[Entries with figure data]
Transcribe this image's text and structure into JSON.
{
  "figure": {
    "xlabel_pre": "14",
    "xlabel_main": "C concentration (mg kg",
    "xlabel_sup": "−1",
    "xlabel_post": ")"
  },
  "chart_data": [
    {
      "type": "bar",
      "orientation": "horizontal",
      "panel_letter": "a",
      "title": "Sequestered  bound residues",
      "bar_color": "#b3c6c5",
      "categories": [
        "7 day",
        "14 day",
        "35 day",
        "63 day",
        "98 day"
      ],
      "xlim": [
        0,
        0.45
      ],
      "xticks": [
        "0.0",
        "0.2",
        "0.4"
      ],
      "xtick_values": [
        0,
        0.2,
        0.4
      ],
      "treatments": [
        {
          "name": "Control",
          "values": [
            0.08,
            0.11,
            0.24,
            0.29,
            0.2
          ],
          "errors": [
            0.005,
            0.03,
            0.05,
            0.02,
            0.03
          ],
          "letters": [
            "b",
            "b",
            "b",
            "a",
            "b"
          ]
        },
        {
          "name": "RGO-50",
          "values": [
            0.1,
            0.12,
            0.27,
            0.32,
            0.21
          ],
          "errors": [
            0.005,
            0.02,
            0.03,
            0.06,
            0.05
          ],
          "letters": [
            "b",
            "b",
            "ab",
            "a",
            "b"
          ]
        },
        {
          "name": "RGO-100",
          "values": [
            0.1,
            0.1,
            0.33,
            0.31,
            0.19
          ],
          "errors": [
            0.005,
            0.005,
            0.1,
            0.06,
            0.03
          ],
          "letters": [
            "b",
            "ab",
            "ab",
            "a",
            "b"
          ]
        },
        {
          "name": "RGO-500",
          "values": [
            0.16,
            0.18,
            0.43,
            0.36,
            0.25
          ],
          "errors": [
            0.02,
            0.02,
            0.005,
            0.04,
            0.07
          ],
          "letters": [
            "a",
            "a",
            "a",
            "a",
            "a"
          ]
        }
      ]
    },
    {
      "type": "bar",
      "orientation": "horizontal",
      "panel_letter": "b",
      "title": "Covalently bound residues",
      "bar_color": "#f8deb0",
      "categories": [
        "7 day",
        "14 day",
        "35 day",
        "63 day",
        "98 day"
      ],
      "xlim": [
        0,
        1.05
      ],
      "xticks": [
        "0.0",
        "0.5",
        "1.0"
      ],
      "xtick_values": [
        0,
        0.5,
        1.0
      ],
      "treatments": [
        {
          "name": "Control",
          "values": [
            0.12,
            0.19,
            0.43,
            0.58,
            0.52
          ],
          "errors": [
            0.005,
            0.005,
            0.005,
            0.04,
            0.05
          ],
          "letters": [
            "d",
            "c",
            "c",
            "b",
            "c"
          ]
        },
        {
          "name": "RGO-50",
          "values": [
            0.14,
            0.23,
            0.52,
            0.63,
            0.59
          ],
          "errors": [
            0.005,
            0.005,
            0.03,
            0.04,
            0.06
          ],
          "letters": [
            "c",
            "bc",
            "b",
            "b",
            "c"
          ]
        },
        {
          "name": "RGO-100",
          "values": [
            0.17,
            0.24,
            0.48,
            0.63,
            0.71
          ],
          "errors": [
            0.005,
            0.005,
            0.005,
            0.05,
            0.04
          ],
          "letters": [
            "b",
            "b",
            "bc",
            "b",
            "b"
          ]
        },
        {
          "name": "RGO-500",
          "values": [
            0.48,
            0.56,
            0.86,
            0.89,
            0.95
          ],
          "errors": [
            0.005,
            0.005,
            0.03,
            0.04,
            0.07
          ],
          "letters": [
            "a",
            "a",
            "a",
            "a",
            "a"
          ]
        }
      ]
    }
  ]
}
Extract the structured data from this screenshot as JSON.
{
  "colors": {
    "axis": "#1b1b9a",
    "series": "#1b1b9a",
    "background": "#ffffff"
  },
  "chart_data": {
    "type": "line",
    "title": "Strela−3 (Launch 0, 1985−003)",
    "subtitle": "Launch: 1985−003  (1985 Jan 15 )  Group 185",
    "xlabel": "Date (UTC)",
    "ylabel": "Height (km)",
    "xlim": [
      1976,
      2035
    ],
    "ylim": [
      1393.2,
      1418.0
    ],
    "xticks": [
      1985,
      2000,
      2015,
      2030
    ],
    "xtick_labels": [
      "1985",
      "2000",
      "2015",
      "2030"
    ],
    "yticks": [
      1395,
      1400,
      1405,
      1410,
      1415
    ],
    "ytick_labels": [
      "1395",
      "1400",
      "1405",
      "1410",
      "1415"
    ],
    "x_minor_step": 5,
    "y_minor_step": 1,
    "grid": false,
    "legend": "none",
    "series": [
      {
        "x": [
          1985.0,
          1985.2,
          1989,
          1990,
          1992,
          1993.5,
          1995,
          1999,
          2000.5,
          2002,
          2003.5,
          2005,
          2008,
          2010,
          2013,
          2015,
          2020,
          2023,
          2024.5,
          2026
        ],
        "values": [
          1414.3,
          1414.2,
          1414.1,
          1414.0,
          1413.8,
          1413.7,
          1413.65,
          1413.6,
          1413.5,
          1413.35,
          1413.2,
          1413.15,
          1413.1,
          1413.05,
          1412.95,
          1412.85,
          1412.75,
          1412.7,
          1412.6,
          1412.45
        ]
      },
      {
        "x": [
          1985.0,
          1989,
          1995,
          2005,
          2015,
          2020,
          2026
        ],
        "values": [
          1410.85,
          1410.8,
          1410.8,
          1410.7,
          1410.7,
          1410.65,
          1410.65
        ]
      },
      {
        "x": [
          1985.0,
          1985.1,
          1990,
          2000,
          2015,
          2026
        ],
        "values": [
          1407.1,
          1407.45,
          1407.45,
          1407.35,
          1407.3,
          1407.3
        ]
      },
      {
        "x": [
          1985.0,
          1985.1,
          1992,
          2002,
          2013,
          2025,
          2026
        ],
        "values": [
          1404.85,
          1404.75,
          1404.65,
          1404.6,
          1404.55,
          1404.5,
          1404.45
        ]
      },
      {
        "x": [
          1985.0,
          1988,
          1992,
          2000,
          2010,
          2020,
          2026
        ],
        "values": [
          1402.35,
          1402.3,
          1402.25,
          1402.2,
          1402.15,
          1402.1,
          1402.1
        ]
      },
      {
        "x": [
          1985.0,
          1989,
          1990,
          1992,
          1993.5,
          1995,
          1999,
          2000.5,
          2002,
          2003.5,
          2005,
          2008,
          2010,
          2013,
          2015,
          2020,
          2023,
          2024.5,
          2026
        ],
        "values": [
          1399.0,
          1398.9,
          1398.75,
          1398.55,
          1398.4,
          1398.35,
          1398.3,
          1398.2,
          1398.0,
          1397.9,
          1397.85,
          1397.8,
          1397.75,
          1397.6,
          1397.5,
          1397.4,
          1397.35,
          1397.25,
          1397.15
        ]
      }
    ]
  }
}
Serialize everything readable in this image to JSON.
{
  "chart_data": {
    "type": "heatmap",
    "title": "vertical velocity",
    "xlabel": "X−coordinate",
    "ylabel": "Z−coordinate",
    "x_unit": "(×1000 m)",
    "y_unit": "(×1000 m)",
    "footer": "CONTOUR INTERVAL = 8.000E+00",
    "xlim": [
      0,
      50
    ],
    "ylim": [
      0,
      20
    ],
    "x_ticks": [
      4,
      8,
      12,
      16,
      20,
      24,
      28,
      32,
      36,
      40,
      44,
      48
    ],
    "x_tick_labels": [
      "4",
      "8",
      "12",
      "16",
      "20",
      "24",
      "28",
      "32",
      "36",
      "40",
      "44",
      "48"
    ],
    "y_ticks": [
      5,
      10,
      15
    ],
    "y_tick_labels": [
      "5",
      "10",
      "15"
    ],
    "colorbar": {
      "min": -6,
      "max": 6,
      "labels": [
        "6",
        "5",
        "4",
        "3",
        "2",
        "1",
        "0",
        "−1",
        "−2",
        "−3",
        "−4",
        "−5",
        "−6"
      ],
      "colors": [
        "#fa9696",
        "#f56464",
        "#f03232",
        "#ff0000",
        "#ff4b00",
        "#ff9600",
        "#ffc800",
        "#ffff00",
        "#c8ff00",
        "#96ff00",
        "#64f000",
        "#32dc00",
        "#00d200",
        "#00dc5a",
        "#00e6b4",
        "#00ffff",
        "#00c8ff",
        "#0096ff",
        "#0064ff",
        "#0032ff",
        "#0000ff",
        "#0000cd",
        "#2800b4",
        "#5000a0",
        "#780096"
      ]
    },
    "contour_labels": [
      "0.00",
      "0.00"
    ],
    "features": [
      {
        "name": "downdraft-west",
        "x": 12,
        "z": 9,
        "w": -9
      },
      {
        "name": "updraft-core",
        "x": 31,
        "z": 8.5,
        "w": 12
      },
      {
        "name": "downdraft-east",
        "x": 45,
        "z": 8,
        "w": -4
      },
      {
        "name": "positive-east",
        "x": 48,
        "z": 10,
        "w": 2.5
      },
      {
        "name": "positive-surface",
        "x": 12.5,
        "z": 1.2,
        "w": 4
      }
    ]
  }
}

» **WHAT YOU ARE ASKED TO DO**: Scan the entries above. Copy each line that has the string "east".

» **RESULT**:
        "name": "downdraft-east",
        "name": "positive-east",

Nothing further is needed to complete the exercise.